#### Data entries
★ ★ ★ ★ ★

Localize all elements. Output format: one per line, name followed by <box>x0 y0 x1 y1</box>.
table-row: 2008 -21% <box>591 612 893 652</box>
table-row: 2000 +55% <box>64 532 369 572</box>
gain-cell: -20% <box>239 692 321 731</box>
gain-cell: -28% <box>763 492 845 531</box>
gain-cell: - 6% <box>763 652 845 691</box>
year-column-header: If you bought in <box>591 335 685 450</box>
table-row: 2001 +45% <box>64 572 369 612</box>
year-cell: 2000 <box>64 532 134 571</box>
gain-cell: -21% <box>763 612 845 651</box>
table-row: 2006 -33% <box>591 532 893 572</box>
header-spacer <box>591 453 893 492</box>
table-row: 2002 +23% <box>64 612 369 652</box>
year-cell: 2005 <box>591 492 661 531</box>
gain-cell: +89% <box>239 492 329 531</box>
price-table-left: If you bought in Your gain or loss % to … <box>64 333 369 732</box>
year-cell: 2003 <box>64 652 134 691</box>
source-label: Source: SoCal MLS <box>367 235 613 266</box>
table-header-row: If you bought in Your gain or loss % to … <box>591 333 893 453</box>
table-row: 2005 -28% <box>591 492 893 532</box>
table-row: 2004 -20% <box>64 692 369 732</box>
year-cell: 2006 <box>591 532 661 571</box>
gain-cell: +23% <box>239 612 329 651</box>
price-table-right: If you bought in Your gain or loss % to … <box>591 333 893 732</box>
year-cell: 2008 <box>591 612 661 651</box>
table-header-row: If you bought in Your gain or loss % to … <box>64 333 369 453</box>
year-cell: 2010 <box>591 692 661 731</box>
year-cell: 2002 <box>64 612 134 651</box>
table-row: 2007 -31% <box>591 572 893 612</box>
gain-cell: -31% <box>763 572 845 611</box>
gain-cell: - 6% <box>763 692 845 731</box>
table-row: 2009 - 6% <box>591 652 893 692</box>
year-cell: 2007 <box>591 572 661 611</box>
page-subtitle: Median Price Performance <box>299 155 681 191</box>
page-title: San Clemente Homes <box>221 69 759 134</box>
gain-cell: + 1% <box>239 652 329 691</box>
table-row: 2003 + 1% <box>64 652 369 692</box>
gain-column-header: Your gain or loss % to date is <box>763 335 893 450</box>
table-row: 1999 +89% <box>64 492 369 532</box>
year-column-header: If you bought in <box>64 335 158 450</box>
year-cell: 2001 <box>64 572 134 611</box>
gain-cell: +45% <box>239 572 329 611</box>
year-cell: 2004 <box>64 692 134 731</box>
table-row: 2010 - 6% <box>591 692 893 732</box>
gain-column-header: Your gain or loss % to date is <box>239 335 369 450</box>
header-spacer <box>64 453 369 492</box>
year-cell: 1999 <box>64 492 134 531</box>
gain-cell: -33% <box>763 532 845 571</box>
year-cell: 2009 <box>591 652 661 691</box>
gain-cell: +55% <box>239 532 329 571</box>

★ ★ ★ ★ ★

#### Required work
Rewrite every line of the data above as a numbered list, omitting any blank lines.

#### Completed exercise
1. Localize all elements. Output format: one per line, name followed by <box>x0 y0 x1 y1</box>.
2. table-row: 2008 -21% <box>591 612 893 652</box>
3. table-row: 2000 +55% <box>64 532 369 572</box>
4. gain-cell: -20% <box>239 692 321 731</box>
5. gain-cell: -28% <box>763 492 845 531</box>
6. gain-cell: - 6% <box>763 652 845 691</box>
7. year-column-header: If you bought in <box>591 335 685 450</box>
8. table-row: 2001 +45% <box>64 572 369 612</box>
9. year-cell: 2000 <box>64 532 134 571</box>
10. gain-cell: -21% <box>763 612 845 651</box>
11. table-row: 2006 -33% <box>591 532 893 572</box>
12. header-spacer <box>591 453 893 492</box>
13. table-row: 2002 +23% <box>64 612 369 652</box>
14. year-cell: 2005 <box>591 492 661 531</box>
15. gain-cell: +89% <box>239 492 329 531</box>
16. price-table-left: If you bought in Your gain or loss % to … <box>64 333 369 732</box>
17. year-cell: 2003 <box>64 652 134 691</box>
18. source-label: Source: SoCal MLS <box>367 235 613 266</box>
19. table-header-row: If you bought in Your gain or loss % to … <box>591 333 893 453</box>
20. table-row: 2005 -28% <box>591 492 893 532</box>
21. table-row: 2004 -20% <box>64 692 369 732</box>
22. year-cell: 2006 <box>591 532 661 571</box>
23. gain-cell: +23% <box>239 612 329 651</box>
24. price-table-right: If you bought in Your gain or loss % to … <box>591 333 893 732</box>
25. year-cell: 2008 <box>591 612 661 651</box>
26. table-header-row: If you bought in Your gain or loss % to … <box>64 333 369 453</box>
27. year-cell: 2010 <box>591 692 661 731</box>
28. year-cell: 2002 <box>64 612 134 651</box>
29. table-row: 2007 -31% <box>591 572 893 612</box>
30. gain-cell: -31% <box>763 572 845 611</box>
31. gain-cell: - 6% <box>763 692 845 731</box>
32. table-row: 2009 - 6% <box>591 652 893 692</box>
33. year-cell: 2007 <box>591 572 661 611</box>
34. page-subtitle: Median Price Performance <box>299 155 681 191</box>
35. page-title: San Clemente Homes <box>221 69 759 134</box>
36. gain-cell: + 1% <box>239 652 329 691</box>
37. table-row: 2003 + 1% <box>64 652 369 692</box>
38. gain-column-header: Your gain or loss % to date is <box>763 335 893 450</box>
39. table-row: 1999 +89% <box>64 492 369 532</box>
40. year-column-header: If you bought in <box>64 335 158 450</box>
41. year-cell: 2001 <box>64 572 134 611</box>
42. gain-cell: +45% <box>239 572 329 611</box>
43. year-cell: 2004 <box>64 692 134 731</box>
44. table-row: 2010 - 6% <box>591 692 893 732</box>
45. gain-column-header: Your gain or loss % to date is <box>239 335 369 450</box>
46. header-spacer <box>64 453 369 492</box>
47. year-cell: 1999 <box>64 492 134 531</box>
48. gain-cell: -33% <box>763 532 845 571</box>
49. year-cell: 2009 <box>591 652 661 691</box>
50. gain-cell: +55% <box>239 532 329 571</box>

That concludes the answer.